* TASK STATEMENT
Without the pictures, copy all the entries below exactly.

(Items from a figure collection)
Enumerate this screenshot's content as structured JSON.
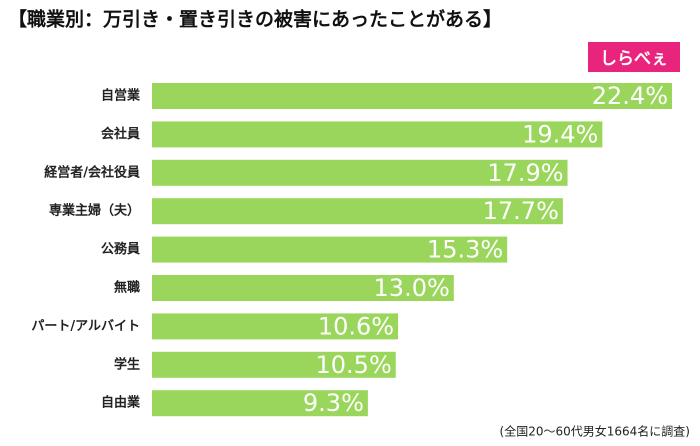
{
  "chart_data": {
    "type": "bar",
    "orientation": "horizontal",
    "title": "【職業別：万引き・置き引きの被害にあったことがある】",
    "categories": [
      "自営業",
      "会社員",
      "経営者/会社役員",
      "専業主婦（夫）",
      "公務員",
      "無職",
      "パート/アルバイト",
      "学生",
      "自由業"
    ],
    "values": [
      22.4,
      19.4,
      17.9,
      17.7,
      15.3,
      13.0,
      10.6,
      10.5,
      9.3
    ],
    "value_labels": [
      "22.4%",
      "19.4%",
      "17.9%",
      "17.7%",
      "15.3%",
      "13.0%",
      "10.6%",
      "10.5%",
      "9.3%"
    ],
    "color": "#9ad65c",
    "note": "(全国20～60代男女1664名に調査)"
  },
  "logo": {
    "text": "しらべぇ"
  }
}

* TASK ANSWER
Enumerate this screenshot's content as structured JSON.
{
  "chart_data": {
    "type": "bar",
    "orientation": "horizontal",
    "title": "【職業別：万引き・置き引きの被害にあったことがある】",
    "categories": [
      "自営業",
      "会社員",
      "経営者/会社役員",
      "専業主婦（夫）",
      "公務員",
      "無職",
      "パート/アルバイト",
      "学生",
      "自由業"
    ],
    "values": [
      22.4,
      19.4,
      17.9,
      17.7,
      15.3,
      13.0,
      10.6,
      10.5,
      9.3
    ],
    "value_labels": [
      "22.4%",
      "19.4%",
      "17.9%",
      "17.7%",
      "15.3%",
      "13.0%",
      "10.6%",
      "10.5%",
      "9.3%"
    ],
    "color": "#9ad65c",
    "note": "(全国20～60代男女1664名に調査)"
  },
  "logo": {
    "text": "しらべぇ"
  }
}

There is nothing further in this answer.